What you should do: What lines in the records include the string "camilla"? Return each one.

Collection entries:
=== Section Start ===

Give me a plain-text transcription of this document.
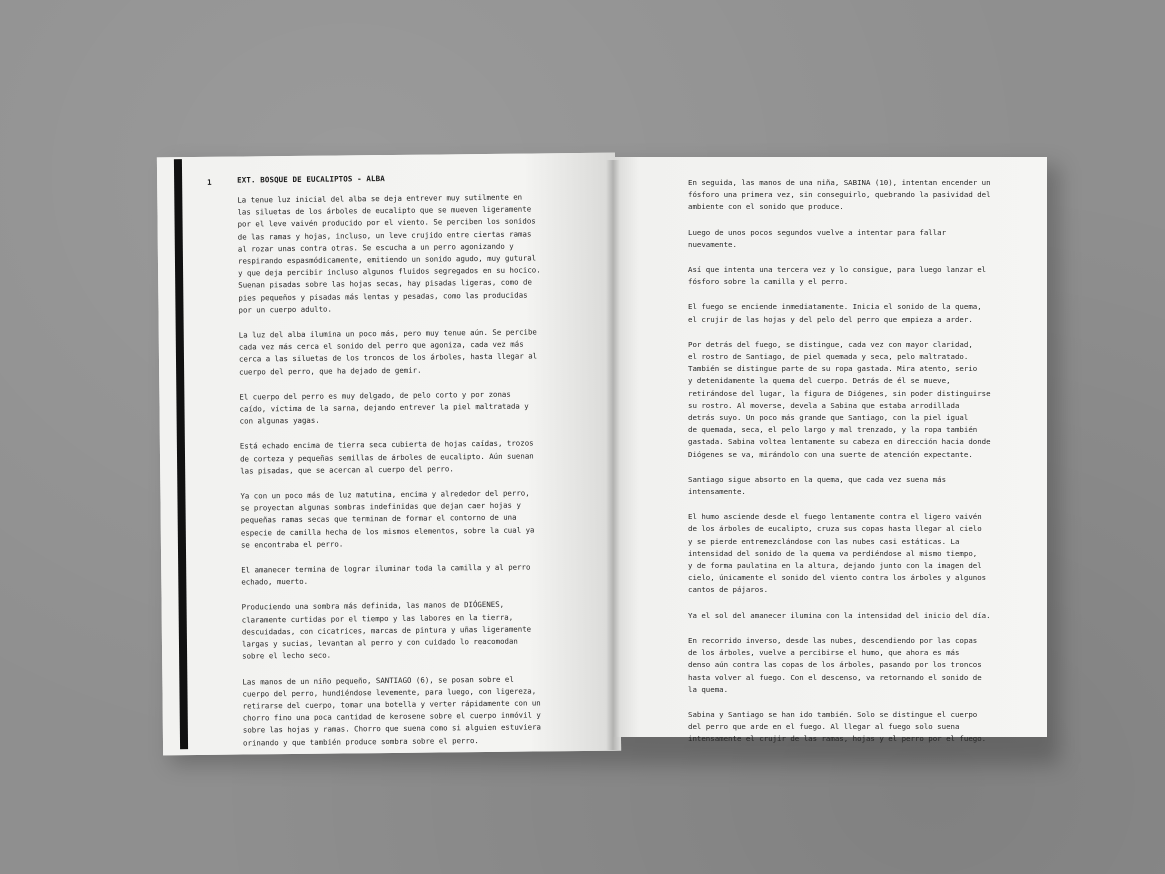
1	EXT. BOSQUE DE EUCALIPTOS - ALBA

La tenue luz inicial del alba se deja entrever muy sutilmente en
las siluetas de los árboles de eucalipto que se mueven ligeramente
por el leve vaivén producido por el viento. Se perciben los sonidos
de las ramas y hojas, incluso, un leve crujido entre ciertas ramas
al rozar unas contra otras. Se escucha a un perro agonizando y
respirando espasmódicamente, emitiendo un sonido agudo, muy gutural
y que deja percibir incluso algunos fluidos segregados en su hocico.
Suenan pisadas sobre las hojas secas, hay pisadas ligeras, como de
pies pequeños y pisadas más lentas y pesadas, como las producidas
por un cuerpo adulto.

La luz del alba ilumina un poco más, pero muy tenue aún. Se percibe
cada vez más cerca el sonido del perro que agoniza, cada vez más
cerca a las siluetas de los troncos de los árboles, hasta llegar al
cuerpo del perro, que ha dejado de gemir.

El cuerpo del perro es muy delgado, de pelo corto y por zonas
caído, víctima de la sarna, dejando entrever la piel maltratada y
con algunas yagas.

Está echado encima de tierra seca cubierta de hojas caídas, trozos
de corteza y pequeñas semillas de árboles de eucalipto. Aún suenan
las pisadas, que se acercan al cuerpo del perro.

Ya con un poco más de luz matutina, encima y alrededor del perro,
se proyectan algunas sombras indefinidas que dejan caer hojas y
pequeñas ramas secas que terminan de formar el contorno de una
especie de camilla hecha de los mismos elementos, sobre la cual ya
se encontraba el perro.

El amanecer termina de lograr iluminar toda la camilla y al perro
echado, muerto.

Produciendo una sombra más definida, las manos de DIÓGENES,
claramente curtidas por el tiempo y las labores en la tierra,
descuidadas, con cicatrices, marcas de pintura y uñas ligeramente
largas y sucias, levantan al perro y con cuidado lo reacomodan
sobre el lecho seco.

Las manos de un niño pequeño, SANTIAGO (6), se posan sobre el
cuerpo del perro, hundiéndose levemente, para luego, con ligereza,
retirarse del cuerpo, tomar una botella y verter rápidamente con un
chorro fino una poca cantidad de kerosene sobre el cuerpo inmóvil y
sobre las hojas y ramas. Chorro que suena como si alguien estuviera
orinando y que también produce sombra sobre el perro.

En seguida, las manos de una niña, SABINA (10), intentan encender un
fósforo una primera vez, sin conseguirlo, quebrando la pasividad del
ambiente con el sonido que produce.

Luego de unos pocos segundos vuelve a intentar para fallar
nuevamente.

Así que intenta una tercera vez y lo consigue, para luego lanzar el
fósforo sobre la camilla y el perro.

El fuego se enciende inmediatamente. Inicia el sonido de la quema,
el crujir de las hojas y del pelo del perro que empieza a arder.

Por detrás del fuego, se distingue, cada vez con mayor claridad,
el rostro de Santiago, de piel quemada y seca, pelo maltratado.
También se distingue parte de su ropa gastada. Mira atento, serio
y detenidamente la quema del cuerpo. Detrás de él se mueve,
retirándose del lugar, la figura de Diógenes, sin poder distinguirse
su rostro. Al moverse, devela a Sabina que estaba arrodillada
detrás suyo. Un poco más grande que Santiago, con la piel igual
de quemada, seca, el pelo largo y mal trenzado, y la ropa también
gastada. Sabina voltea lentamente su cabeza en dirección hacia donde
Diógenes se va, mirándolo con una suerte de atención expectante.

Santiago sigue absorto en la quema, que cada vez suena más
intensamente.

El humo asciende desde el fuego lentamente contra el ligero vaivén
de los árboles de eucalipto, cruza sus copas hasta llegar al cielo
y se pierde entremezclándose con las nubes casi estáticas. La
intensidad del sonido de la quema va perdiéndose al mismo tiempo,
y de forma paulatina en la altura, dejando junto con la imagen del
cielo, únicamente el sonido del viento contra los árboles y algunos
cantos de pájaros.

Ya el sol del amanecer ilumina con la intensidad del inicio del día.

En recorrido inverso, desde las nubes, descendiendo por las copas
de los árboles, vuelve a percibirse el humo, que ahora es más
denso aún contra las copas de los árboles, pasando por los troncos
hasta volver al fuego. Con el descenso, va retornando el sonido de
la quema.

Sabina y Santiago se han ido también. Solo se distingue el cuerpo
del perro que arde en el fuego. Al llegar al fuego solo suena
intensamente el crujir de las ramas, hojas y el perro por el fuego.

=== Section End ===

Your response:
especie de camilla hecha de los mismos elementos, sobre la cual ya
El amanecer termina de lograr iluminar toda la camilla y al perro
fósforo sobre la camilla y el perro.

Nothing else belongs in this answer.